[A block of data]
□ □ □ □ □

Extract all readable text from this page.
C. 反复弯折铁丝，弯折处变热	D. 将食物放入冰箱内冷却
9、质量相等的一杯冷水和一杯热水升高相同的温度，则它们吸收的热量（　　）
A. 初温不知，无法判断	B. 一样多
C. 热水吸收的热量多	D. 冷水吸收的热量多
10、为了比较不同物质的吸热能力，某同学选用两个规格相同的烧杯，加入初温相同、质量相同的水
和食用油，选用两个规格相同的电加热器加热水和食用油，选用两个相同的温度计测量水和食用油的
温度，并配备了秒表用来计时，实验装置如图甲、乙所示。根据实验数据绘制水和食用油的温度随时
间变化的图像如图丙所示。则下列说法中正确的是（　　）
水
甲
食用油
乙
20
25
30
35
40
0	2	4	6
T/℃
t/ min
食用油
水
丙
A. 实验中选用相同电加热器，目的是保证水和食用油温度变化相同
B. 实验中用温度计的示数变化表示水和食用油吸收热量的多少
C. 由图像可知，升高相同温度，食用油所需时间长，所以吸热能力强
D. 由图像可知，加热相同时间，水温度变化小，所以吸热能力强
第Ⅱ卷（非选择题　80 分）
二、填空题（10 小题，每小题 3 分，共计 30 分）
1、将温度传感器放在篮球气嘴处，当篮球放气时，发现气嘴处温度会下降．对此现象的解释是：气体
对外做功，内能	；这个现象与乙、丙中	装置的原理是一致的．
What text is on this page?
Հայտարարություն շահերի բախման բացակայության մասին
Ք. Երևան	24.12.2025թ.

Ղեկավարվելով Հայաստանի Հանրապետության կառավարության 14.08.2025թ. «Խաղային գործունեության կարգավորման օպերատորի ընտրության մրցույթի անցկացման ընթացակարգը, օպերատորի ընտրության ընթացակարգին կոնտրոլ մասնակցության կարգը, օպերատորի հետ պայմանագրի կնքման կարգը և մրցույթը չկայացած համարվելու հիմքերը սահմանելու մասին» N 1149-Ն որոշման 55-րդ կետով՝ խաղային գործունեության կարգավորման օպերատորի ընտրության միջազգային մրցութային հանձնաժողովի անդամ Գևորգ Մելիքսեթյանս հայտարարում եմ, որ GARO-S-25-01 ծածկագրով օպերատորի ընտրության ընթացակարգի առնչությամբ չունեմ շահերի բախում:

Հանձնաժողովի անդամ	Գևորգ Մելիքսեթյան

□ □ □ □ □

**Aim of the exercise**.
Find the string "page" in the listing and return every line that holds it.

**Final result**.
Extract all readable text from this page.
What text is on this page?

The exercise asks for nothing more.